**WORK REQUIRED**
Set down each record exactly as written.

--- START ---

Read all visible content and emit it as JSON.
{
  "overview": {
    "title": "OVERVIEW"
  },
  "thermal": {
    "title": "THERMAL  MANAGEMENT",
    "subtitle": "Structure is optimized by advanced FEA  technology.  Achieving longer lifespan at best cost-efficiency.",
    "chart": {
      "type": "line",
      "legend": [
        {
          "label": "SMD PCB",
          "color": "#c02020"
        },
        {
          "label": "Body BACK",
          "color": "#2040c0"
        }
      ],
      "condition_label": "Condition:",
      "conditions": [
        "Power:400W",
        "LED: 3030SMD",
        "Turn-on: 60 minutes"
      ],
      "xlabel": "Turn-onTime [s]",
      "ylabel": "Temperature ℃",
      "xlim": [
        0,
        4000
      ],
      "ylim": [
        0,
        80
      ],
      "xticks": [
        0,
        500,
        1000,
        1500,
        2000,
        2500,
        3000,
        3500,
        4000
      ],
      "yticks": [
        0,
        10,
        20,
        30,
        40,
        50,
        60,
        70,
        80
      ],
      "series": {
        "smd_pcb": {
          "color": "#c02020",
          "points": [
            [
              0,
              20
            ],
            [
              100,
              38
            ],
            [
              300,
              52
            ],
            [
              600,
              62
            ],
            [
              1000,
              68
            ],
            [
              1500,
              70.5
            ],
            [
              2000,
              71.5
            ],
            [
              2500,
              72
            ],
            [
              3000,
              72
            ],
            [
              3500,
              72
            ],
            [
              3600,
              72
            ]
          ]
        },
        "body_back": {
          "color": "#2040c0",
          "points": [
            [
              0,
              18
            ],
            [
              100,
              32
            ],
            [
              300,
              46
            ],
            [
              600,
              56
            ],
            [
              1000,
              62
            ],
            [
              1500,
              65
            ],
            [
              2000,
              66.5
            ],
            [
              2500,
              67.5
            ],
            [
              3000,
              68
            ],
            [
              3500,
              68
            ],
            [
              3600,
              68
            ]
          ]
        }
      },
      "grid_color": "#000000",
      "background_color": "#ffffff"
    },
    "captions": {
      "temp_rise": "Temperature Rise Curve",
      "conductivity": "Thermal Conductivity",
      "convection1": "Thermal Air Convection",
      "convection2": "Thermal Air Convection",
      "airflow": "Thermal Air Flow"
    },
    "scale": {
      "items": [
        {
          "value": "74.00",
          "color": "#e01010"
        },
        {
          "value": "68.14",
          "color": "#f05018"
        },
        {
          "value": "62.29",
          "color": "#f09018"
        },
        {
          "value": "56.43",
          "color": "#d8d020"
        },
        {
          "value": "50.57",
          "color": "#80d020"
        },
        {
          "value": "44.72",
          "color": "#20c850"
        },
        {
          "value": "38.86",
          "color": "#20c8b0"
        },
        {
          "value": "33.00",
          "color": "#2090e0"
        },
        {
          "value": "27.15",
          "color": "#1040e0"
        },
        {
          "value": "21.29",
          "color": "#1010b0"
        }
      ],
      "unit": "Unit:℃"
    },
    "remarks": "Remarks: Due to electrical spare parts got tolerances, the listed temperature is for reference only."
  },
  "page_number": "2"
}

--- END ---

**FULL SOLUTION**
Read all visible content and emit it as JSON.
{
  "overview": {
    "title": "OVERVIEW"
  },
  "thermal": {
    "title": "THERMAL  MANAGEMENT",
    "subtitle": "Structure is optimized by advanced FEA  technology.  Achieving longer lifespan at best cost-efficiency.",
    "chart": {
      "type": "line",
      "legend": [
        {
          "label": "SMD PCB",
          "color": "#c02020"
        },
        {
          "label": "Body BACK",
          "color": "#2040c0"
        }
      ],
      "condition_label": "Condition:",
      "conditions": [
        "Power:400W",
        "LED: 3030SMD",
        "Turn-on: 60 minutes"
      ],
      "xlabel": "Turn-onTime [s]",
      "ylabel": "Temperature ℃",
      "xlim": [
        0,
        4000
      ],
      "ylim": [
        0,
        80
      ],
      "xticks": [
        0,
        500,
        1000,
        1500,
        2000,
        2500,
        3000,
        3500,
        4000
      ],
      "yticks": [
        0,
        10,
        20,
        30,
        40,
        50,
        60,
        70,
        80
      ],
      "series": {
        "smd_pcb": {
          "color": "#c02020",
          "points": [
            [
              0,
              20
            ],
            [
              100,
              38
            ],
            [
              300,
              52
            ],
            [
              600,
              62
            ],
            [
              1000,
              68
            ],
            [
              1500,
              70.5
            ],
            [
              2000,
              71.5
            ],
            [
              2500,
              72
            ],
            [
              3000,
              72
            ],
            [
              3500,
              72
            ],
            [
              3600,
              72
            ]
          ]
        },
        "body_back": {
          "color": "#2040c0",
          "points": [
            [
              0,
              18
            ],
            [
              100,
              32
            ],
            [
              300,
              46
            ],
            [
              600,
              56
            ],
            [
              1000,
              62
            ],
            [
              1500,
              65
            ],
            [
              2000,
              66.5
            ],
            [
              2500,
              67.5
            ],
            [
              3000,
              68
            ],
            [
              3500,
              68
            ],
            [
              3600,
              68
            ]
          ]
        }
      },
      "grid_color": "#000000",
      "background_color": "#ffffff"
    },
    "captions": {
      "temp_rise": "Temperature Rise Curve",
      "conductivity": "Thermal Conductivity",
      "convection1": "Thermal Air Convection",
      "convection2": "Thermal Air Convection",
      "airflow": "Thermal Air Flow"
    },
    "scale": {
      "items": [
        {
          "value": "74.00",
          "color": "#e01010"
        },
        {
          "value": "68.14",
          "color": "#f05018"
        },
        {
          "value": "62.29",
          "color": "#f09018"
        },
        {
          "value": "56.43",
          "color": "#d8d020"
        },
        {
          "value": "50.57",
          "color": "#80d020"
        },
        {
          "value": "44.72",
          "color": "#20c850"
        },
        {
          "value": "38.86",
          "color": "#20c8b0"
        },
        {
          "value": "33.00",
          "color": "#2090e0"
        },
        {
          "value": "27.15",
          "color": "#1040e0"
        },
        {
          "value": "21.29",
          "color": "#1010b0"
        }
      ],
      "unit": "Unit:℃"
    },
    "remarks": "Remarks: Due to electrical spare parts got tolerances, the listed temperature is for reference only."
  },
  "page_number": "2"
}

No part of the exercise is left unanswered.